*TASK*
Copy out all of the data below line for line with no changes, leaving out the pictures.

*GIVEN DATA*
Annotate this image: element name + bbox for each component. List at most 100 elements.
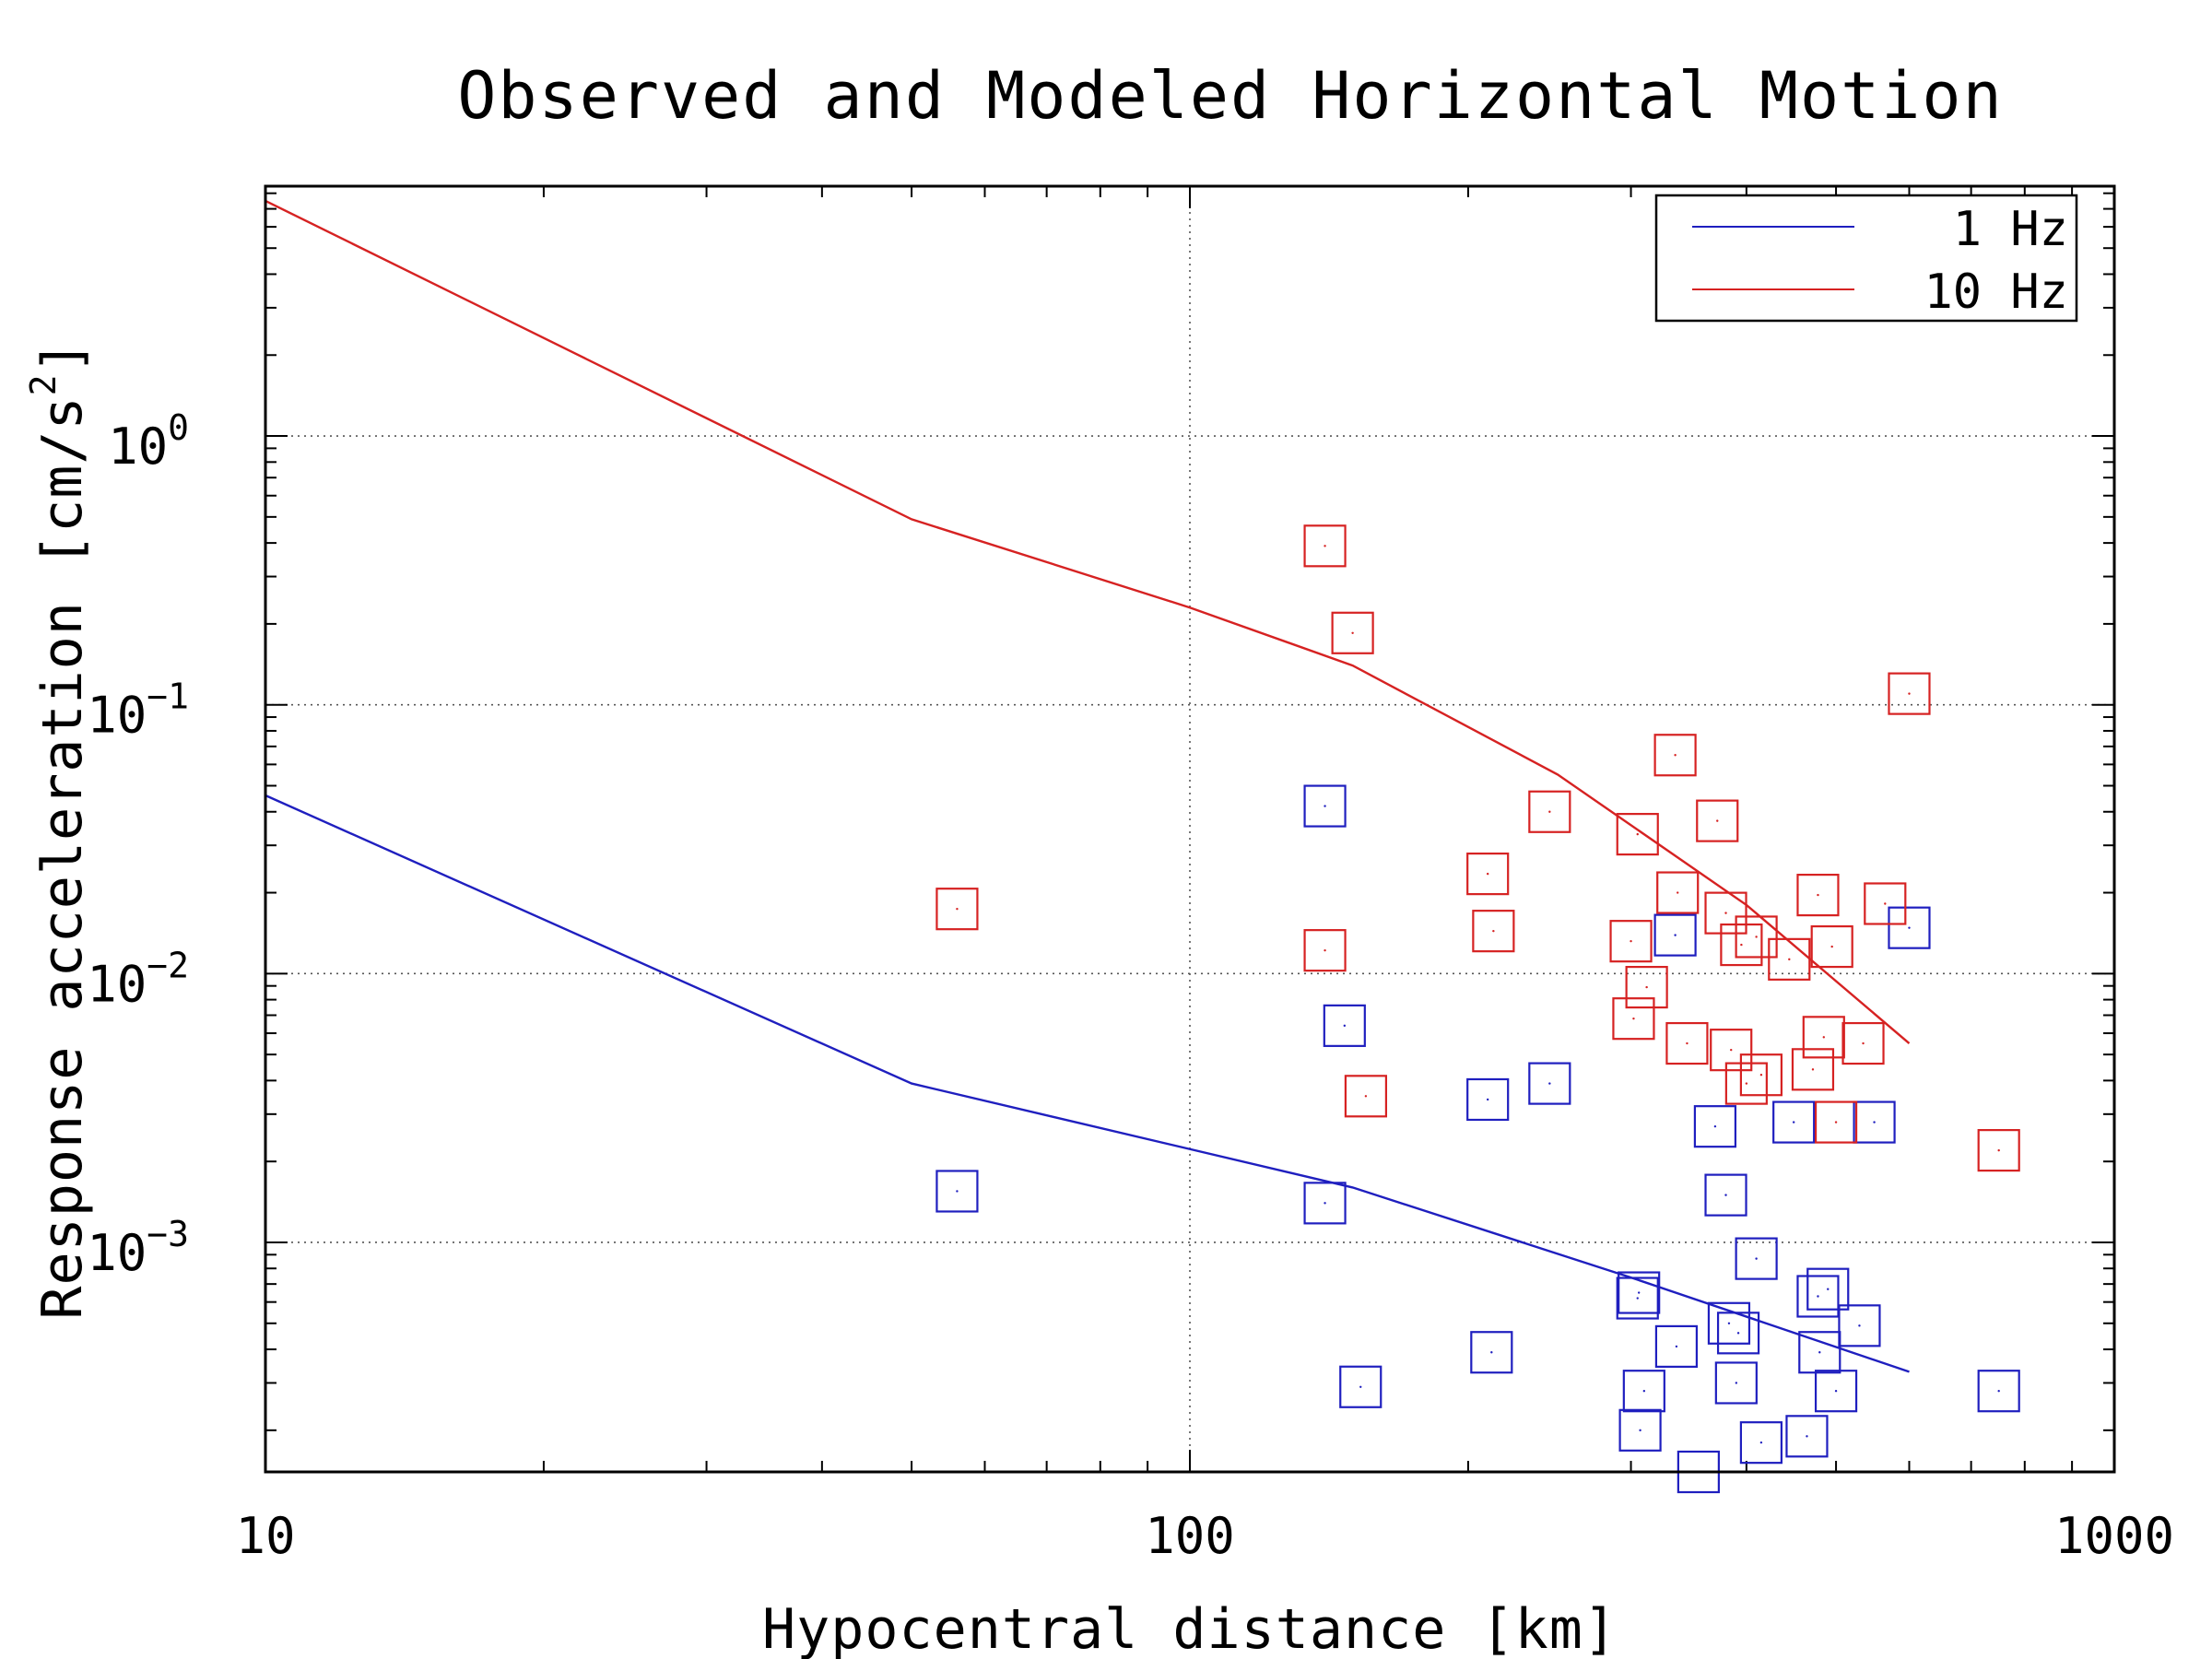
observed-marker-10hz bbox=[1696, 799, 1739, 842]
observed-marker-1hz bbox=[1653, 913, 1697, 957]
observed-marker-10hz bbox=[1466, 853, 1510, 896]
observed-marker-1hz bbox=[1798, 1331, 1841, 1374]
observed-marker-1hz bbox=[1716, 1312, 1760, 1355]
y-axis-label-close: ] bbox=[30, 339, 95, 373]
axis-ticks bbox=[265, 186, 2114, 1472]
observed-marker-center-10hz bbox=[1862, 1041, 1865, 1045]
observed-marker-center-1hz bbox=[1817, 1295, 1819, 1298]
observed-marker-center-1hz bbox=[1642, 1390, 1646, 1393]
observed-marker-10hz bbox=[1710, 1029, 1753, 1072]
legend-label-10hz: 10 Hz bbox=[1924, 265, 2068, 320]
observed-marker-center-10hz bbox=[1716, 819, 1719, 822]
observed-marker-center-10hz bbox=[1324, 948, 1326, 952]
observed-marker-10hz bbox=[1768, 937, 1811, 981]
observed-marker-1hz bbox=[1704, 1173, 1747, 1217]
observed-marker-center-10hz bbox=[1724, 912, 1727, 914]
model-lines bbox=[265, 199, 1911, 1373]
observed-marker-center-10hz bbox=[1755, 935, 1758, 938]
observed-marker-1hz bbox=[1772, 1100, 1816, 1144]
observed-marker-center-10hz bbox=[1674, 754, 1677, 757]
observed-marker-center-1hz bbox=[1639, 1429, 1641, 1432]
observed-marker-center-10hz bbox=[1677, 891, 1679, 894]
observed-marker-1hz bbox=[1618, 1408, 1662, 1452]
observed-marker-center-10hz bbox=[956, 907, 959, 911]
observed-marker-10hz bbox=[1810, 924, 1853, 969]
observed-marker-10hz bbox=[1841, 1021, 1885, 1065]
observed-marker-1hz bbox=[1303, 1182, 1347, 1225]
observed-marker-10hz bbox=[1977, 1129, 2020, 1172]
observed-marker-center-1hz bbox=[1759, 1441, 1763, 1444]
observed-marker-center-10hz bbox=[1730, 1048, 1733, 1052]
observed-marker-center-10hz bbox=[1745, 1082, 1748, 1085]
y-tick-label-base: 10 bbox=[87, 955, 147, 1013]
observed-marker-center-10hz bbox=[1324, 545, 1326, 547]
observed-marker-center-1hz bbox=[1324, 805, 1326, 807]
observed-marker-center-1hz bbox=[1674, 934, 1677, 936]
observed-marker-1hz bbox=[1796, 1275, 1840, 1318]
observed-marker-1hz bbox=[1528, 1062, 1571, 1105]
observed-marker-10hz bbox=[1344, 1075, 1388, 1118]
observed-marker-1hz bbox=[1707, 1301, 1751, 1345]
observed-marker-center-1hz bbox=[1827, 1288, 1830, 1290]
y-tick-label-base: 10 bbox=[87, 687, 147, 745]
observed-marker-1hz bbox=[1323, 1004, 1366, 1047]
observed-marker-center-1hz bbox=[1834, 1390, 1838, 1393]
x-tick-label: 10 bbox=[235, 1507, 295, 1565]
observed-marker-center-1hz bbox=[1636, 1297, 1639, 1300]
y-axis-label: Response acceleration [cm/s2] bbox=[23, 339, 95, 1319]
observed-marker-10hz bbox=[1888, 672, 1931, 715]
observed-marker-1hz bbox=[1339, 1365, 1382, 1408]
observed-marker-center-10hz bbox=[1351, 631, 1354, 634]
observed-marker-10hz bbox=[1724, 1062, 1768, 1105]
model-line-10hz bbox=[265, 199, 1911, 1045]
observed-marker-center-10hz bbox=[1811, 1068, 1815, 1071]
observed-marker-1hz bbox=[1616, 1277, 1659, 1320]
observed-marker-10hz bbox=[1612, 997, 1655, 1041]
observed-marker-1hz bbox=[1303, 784, 1347, 828]
observed-marker-10hz bbox=[1616, 813, 1659, 856]
observed-marker-center-1hz bbox=[1755, 1257, 1758, 1260]
legend-box bbox=[1654, 194, 2078, 323]
y-tick-label-exponent: −2 bbox=[147, 945, 189, 985]
observed-marker-center-10hz bbox=[1834, 1121, 1838, 1124]
observed-marker-center-1hz bbox=[1735, 1382, 1738, 1384]
observed-markers bbox=[935, 524, 2020, 1494]
observed-marker-center-10hz bbox=[1686, 1041, 1688, 1045]
observed-marker-10hz bbox=[1472, 910, 1515, 953]
observed-marker-center-1hz bbox=[1997, 1390, 2000, 1393]
legend: 1 Hz 10 Hz bbox=[1654, 194, 2078, 323]
observed-marker-center-1hz bbox=[1806, 1435, 1808, 1438]
observed-marker-center-10hz bbox=[1740, 943, 1743, 947]
observed-marker-1hz bbox=[1853, 1100, 1896, 1144]
observed-marker-center-1hz bbox=[1637, 1291, 1641, 1294]
observed-marker-1hz bbox=[1785, 1415, 1829, 1458]
observed-marker-center-1hz bbox=[1675, 1345, 1678, 1348]
observed-marker-center-10hz bbox=[1884, 902, 1887, 905]
observed-marker-10hz bbox=[935, 888, 979, 931]
y-axis-label-superscript: 2 bbox=[23, 373, 64, 395]
observed-marker-center-10hz bbox=[1636, 832, 1639, 836]
observed-marker-1hz bbox=[935, 1170, 979, 1213]
y-tick-label-exponent: −3 bbox=[147, 1214, 189, 1254]
observed-marker-1hz bbox=[1470, 1331, 1513, 1374]
x-tick-label: 1000 bbox=[2054, 1507, 2174, 1565]
observed-marker-center-10hz bbox=[1548, 810, 1551, 813]
legend-label-1hz: 1 Hz bbox=[1953, 202, 2068, 257]
observed-marker-center-1hz bbox=[1548, 1082, 1551, 1085]
observed-marker-center-10hz bbox=[1486, 872, 1489, 876]
observed-marker-center-1hz bbox=[1486, 1098, 1489, 1101]
observed-marker-center-1hz bbox=[1359, 1385, 1362, 1388]
observed-marker-center-1hz bbox=[1858, 1324, 1861, 1327]
observed-marker-10hz bbox=[1864, 882, 1907, 925]
observed-marker-1hz bbox=[1622, 1370, 1665, 1413]
y-tick-label: 100 bbox=[108, 407, 189, 476]
x-tick-labels: 10 100 1000 bbox=[235, 1507, 2174, 1565]
observed-marker-center-10hz bbox=[1830, 945, 1833, 948]
observed-marker-10hz bbox=[1665, 1021, 1709, 1065]
observed-marker-center-10hz bbox=[1630, 939, 1632, 943]
observed-marker-center-1hz bbox=[1873, 1121, 1876, 1124]
observed-marker-10hz bbox=[1735, 915, 1778, 959]
observed-marker-center-1hz bbox=[1818, 1351, 1821, 1354]
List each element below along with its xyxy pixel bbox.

*RESULT*
Annotate this image: element name + bbox for each component. List at most 100 elements.
observed-marker-10hz bbox=[1696, 799, 1739, 842]
observed-marker-1hz bbox=[1653, 913, 1697, 957]
observed-marker-10hz bbox=[1466, 853, 1510, 896]
observed-marker-1hz bbox=[1798, 1331, 1841, 1374]
observed-marker-1hz bbox=[1716, 1312, 1760, 1355]
y-axis-label-close: ] bbox=[30, 339, 95, 373]
axis-ticks bbox=[265, 186, 2114, 1472]
observed-marker-center-10hz bbox=[1862, 1041, 1865, 1045]
observed-marker-center-1hz bbox=[1817, 1295, 1819, 1298]
observed-marker-center-1hz bbox=[1642, 1390, 1646, 1393]
observed-marker-10hz bbox=[1710, 1029, 1753, 1072]
legend-label-10hz: 10 Hz bbox=[1924, 265, 2068, 320]
observed-marker-center-10hz bbox=[1716, 819, 1719, 822]
observed-marker-center-10hz bbox=[1324, 948, 1326, 952]
observed-marker-10hz bbox=[1768, 937, 1811, 981]
observed-marker-1hz bbox=[1704, 1173, 1747, 1217]
observed-marker-center-10hz bbox=[1724, 912, 1727, 914]
model-lines bbox=[265, 199, 1911, 1373]
observed-marker-center-10hz bbox=[1755, 935, 1758, 938]
observed-marker-1hz bbox=[1772, 1100, 1816, 1144]
observed-marker-center-10hz bbox=[1674, 754, 1677, 757]
observed-marker-center-1hz bbox=[1639, 1429, 1641, 1432]
observed-marker-center-10hz bbox=[1677, 891, 1679, 894]
observed-marker-1hz bbox=[1618, 1408, 1662, 1452]
observed-marker-center-10hz bbox=[956, 907, 959, 911]
observed-marker-10hz bbox=[1810, 924, 1853, 969]
observed-marker-10hz bbox=[1841, 1021, 1885, 1065]
observed-marker-1hz bbox=[1303, 1182, 1347, 1225]
observed-marker-10hz bbox=[1977, 1129, 2020, 1172]
observed-marker-center-1hz bbox=[1759, 1441, 1763, 1444]
observed-marker-center-10hz bbox=[1730, 1048, 1733, 1052]
observed-marker-center-10hz bbox=[1745, 1082, 1748, 1085]
y-tick-label-base: 10 bbox=[87, 955, 147, 1013]
observed-marker-center-10hz bbox=[1324, 545, 1326, 547]
observed-marker-center-1hz bbox=[1324, 805, 1326, 807]
observed-marker-center-1hz bbox=[1674, 934, 1677, 936]
observed-marker-1hz bbox=[1796, 1275, 1840, 1318]
observed-marker-1hz bbox=[1528, 1062, 1571, 1105]
observed-marker-10hz bbox=[1344, 1075, 1388, 1118]
observed-marker-1hz bbox=[1707, 1301, 1751, 1345]
observed-marker-center-1hz bbox=[1827, 1288, 1830, 1290]
y-tick-label-base: 10 bbox=[87, 687, 147, 745]
observed-marker-1hz bbox=[1323, 1004, 1366, 1047]
observed-marker-center-1hz bbox=[1834, 1390, 1838, 1393]
x-tick-label: 10 bbox=[235, 1507, 295, 1565]
observed-marker-center-1hz bbox=[1636, 1297, 1639, 1300]
y-axis-label: Response acceleration [cm/s2] bbox=[23, 339, 95, 1319]
observed-marker-10hz bbox=[1888, 672, 1931, 715]
observed-marker-1hz bbox=[1339, 1365, 1382, 1408]
observed-marker-center-10hz bbox=[1351, 631, 1354, 634]
observed-marker-10hz bbox=[1724, 1062, 1768, 1105]
model-line-10hz bbox=[265, 199, 1911, 1045]
observed-marker-center-10hz bbox=[1811, 1068, 1815, 1071]
observed-marker-1hz bbox=[1616, 1277, 1659, 1320]
observed-marker-10hz bbox=[1612, 997, 1655, 1041]
observed-marker-1hz bbox=[1303, 784, 1347, 828]
observed-marker-10hz bbox=[1616, 813, 1659, 856]
observed-marker-center-1hz bbox=[1755, 1257, 1758, 1260]
legend-box bbox=[1654, 194, 2078, 323]
y-tick-label-exponent: −2 bbox=[147, 945, 189, 985]
observed-marker-center-10hz bbox=[1834, 1121, 1838, 1124]
observed-marker-center-1hz bbox=[1735, 1382, 1738, 1384]
observed-markers bbox=[935, 524, 2020, 1494]
observed-marker-center-10hz bbox=[1686, 1041, 1688, 1045]
observed-marker-10hz bbox=[1472, 910, 1515, 953]
observed-marker-center-1hz bbox=[1997, 1390, 2000, 1393]
legend: 1 Hz 10 Hz bbox=[1654, 194, 2078, 323]
observed-marker-center-1hz bbox=[1806, 1435, 1808, 1438]
observed-marker-center-10hz bbox=[1740, 943, 1743, 947]
observed-marker-1hz bbox=[1853, 1100, 1896, 1144]
observed-marker-center-1hz bbox=[1637, 1291, 1641, 1294]
observed-marker-1hz bbox=[1785, 1415, 1829, 1458]
observed-marker-center-1hz bbox=[1675, 1345, 1678, 1348]
observed-marker-center-10hz bbox=[1884, 902, 1887, 905]
observed-marker-10hz bbox=[935, 888, 979, 931]
y-axis-label-superscript: 2 bbox=[23, 373, 64, 395]
observed-marker-center-10hz bbox=[1636, 832, 1639, 836]
observed-marker-1hz bbox=[935, 1170, 979, 1213]
y-tick-label-exponent: −3 bbox=[147, 1214, 189, 1254]
observed-marker-1hz bbox=[1470, 1331, 1513, 1374]
x-tick-label: 1000 bbox=[2054, 1507, 2174, 1565]
observed-marker-center-10hz bbox=[1548, 810, 1551, 813]
legend-label-1hz: 1 Hz bbox=[1953, 202, 2068, 257]
observed-marker-center-1hz bbox=[1548, 1082, 1551, 1085]
observed-marker-center-10hz bbox=[1486, 872, 1489, 876]
observed-marker-center-1hz bbox=[1486, 1098, 1489, 1101]
observed-marker-center-1hz bbox=[1359, 1385, 1362, 1388]
observed-marker-center-1hz bbox=[1858, 1324, 1861, 1327]
observed-marker-10hz bbox=[1864, 882, 1907, 925]
observed-marker-1hz bbox=[1622, 1370, 1665, 1413]
y-tick-label: 100 bbox=[108, 407, 189, 476]
x-tick-labels: 10 100 1000 bbox=[235, 1507, 2174, 1565]
observed-marker-center-10hz bbox=[1830, 945, 1833, 948]
observed-marker-10hz bbox=[1665, 1021, 1709, 1065]
observed-marker-center-10hz bbox=[1630, 939, 1632, 943]
observed-marker-center-1hz bbox=[1873, 1121, 1876, 1124]
observed-marker-10hz bbox=[1735, 915, 1778, 959]
observed-marker-center-1hz bbox=[1818, 1351, 1821, 1354]
List each element below along with its xyxy pixel bbox.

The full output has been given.